## BEGIN Input material

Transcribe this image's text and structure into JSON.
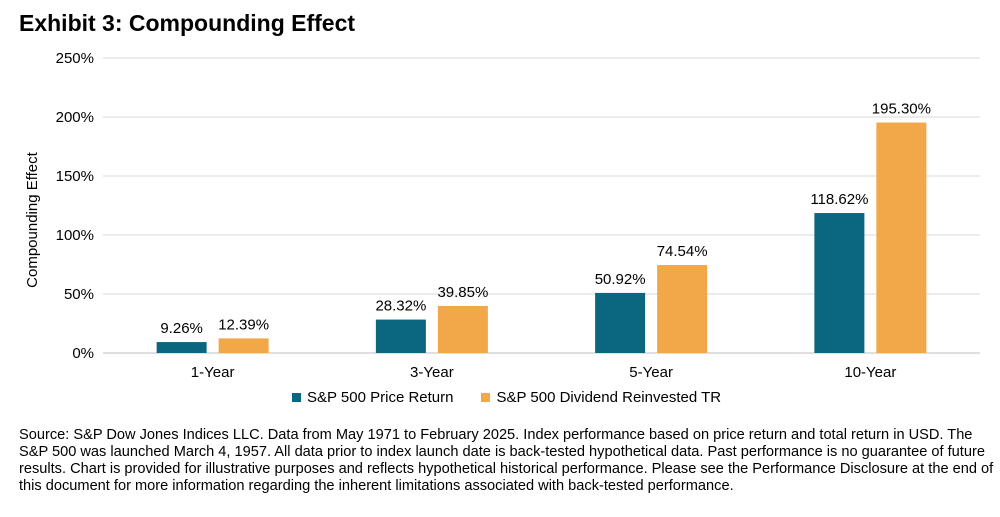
{
  "title": "Exhibit 3: Compounding Effect",
  "colors": {
    "series1": "#0b6680",
    "series2": "#f2a848",
    "grid": "#d9d9d9",
    "axis": "#bfbfbf"
  },
  "chart_data": {
    "type": "bar",
    "title": "Exhibit 3: Compounding Effect",
    "xlabel": "",
    "ylabel": "Compounding Effect",
    "ylim": [
      0,
      250
    ],
    "yticks": [
      0,
      50,
      100,
      150,
      200,
      250
    ],
    "ytick_labels": [
      "0%",
      "50%",
      "100%",
      "150%",
      "200%",
      "250%"
    ],
    "grid": true,
    "legend_position": "bottom",
    "categories": [
      "1-Year",
      "3-Year",
      "5-Year",
      "10-Year"
    ],
    "series": [
      {
        "name": "S&P 500 Price Return",
        "values": [
          9.26,
          28.32,
          50.92,
          118.62
        ],
        "labels": [
          "9.26%",
          "28.32%",
          "50.92%",
          "118.62%"
        ]
      },
      {
        "name": "S&P 500 Dividend Reinvested TR",
        "values": [
          12.39,
          39.85,
          74.54,
          195.3
        ],
        "labels": [
          "12.39%",
          "39.85%",
          "74.54%",
          "195.30%"
        ]
      }
    ]
  },
  "source_note": "Source: S&P Dow Jones Indices LLC.  Data from May 1971 to February 2025.  Index performance based on price return and total return in USD.  The S&P 500 was launched March 4, 1957.  All data prior to index launch date is back-tested hypothetical data.  Past performance is no guarantee of future results.  Chart is provided for illustrative purposes and reflects hypothetical historical performance.  Please see the Performance Disclosure at the end of this document for more information regarding the inherent limitations associated with back-tested performance."
}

## END Input material

## The task
Show every line above in which the word "this" occurs.

## Finished exercise
Transcribe this image's text and structure into JSON.
  "source_note": "Source: S&P Dow Jones Indices LLC.  Data from May 1971 to February 2025.  Index performance based on price return and total return in USD.  The S&P 500 was launched March 4, 1957.  All data prior to index launch date is back-tested hypothetical data.  Past performance is no guarantee of future results.  Chart is provided for illustrative purposes and reflects hypothetical historical performance.  Please see the Performance Disclosure at the end of this document for more information regarding the inherent limitations associated with back-tested performance."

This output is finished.